**Stated task**
Skip the pictures and repeat each line of the data exactly.

**Stored data**
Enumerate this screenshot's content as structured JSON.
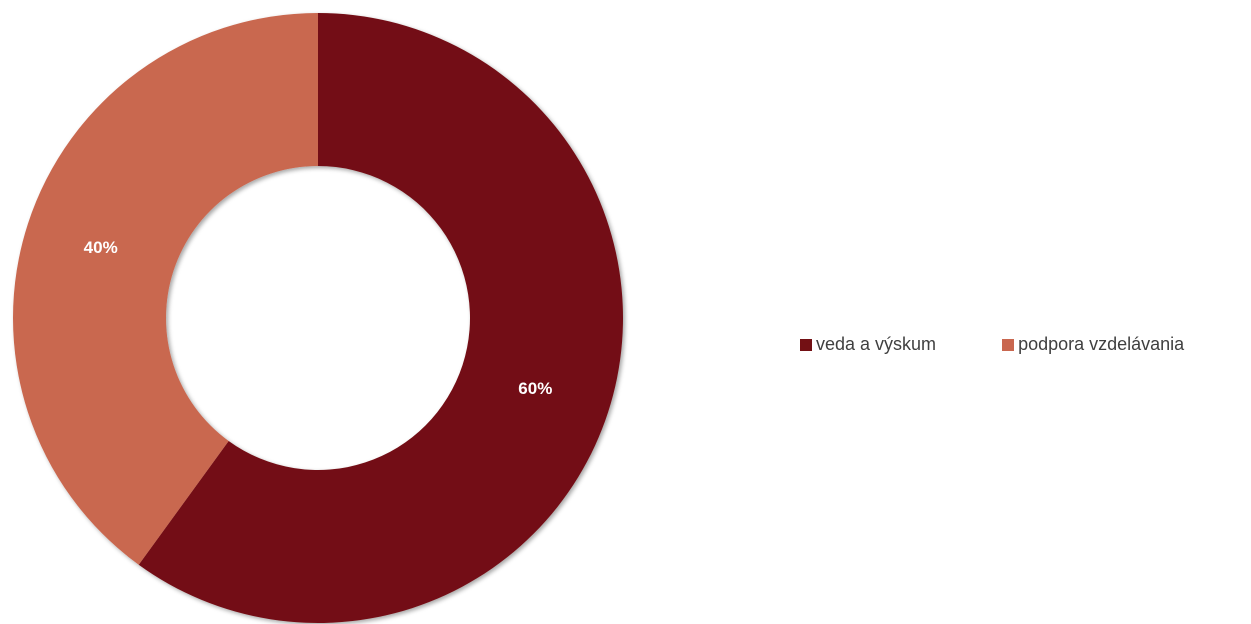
{
  "chart_data": {
    "type": "pie",
    "variant": "donut",
    "title": "",
    "legend_position": "right",
    "slices": [
      {
        "label": "veda a výskum",
        "value": 60,
        "display": "60%",
        "color": "#731014"
      },
      {
        "label": "podpora vzdelávania",
        "value": 40,
        "display": "40%",
        "color": "#C9674F"
      }
    ]
  }
}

**The result**
Enumerate this screenshot's content as structured JSON.
{
  "chart_data": {
    "type": "pie",
    "variant": "donut",
    "title": "",
    "legend_position": "right",
    "slices": [
      {
        "label": "veda a výskum",
        "value": 60,
        "display": "60%",
        "color": "#731014"
      },
      {
        "label": "podpora vzdelávania",
        "value": 40,
        "display": "40%",
        "color": "#C9674F"
      }
    ]
  }
}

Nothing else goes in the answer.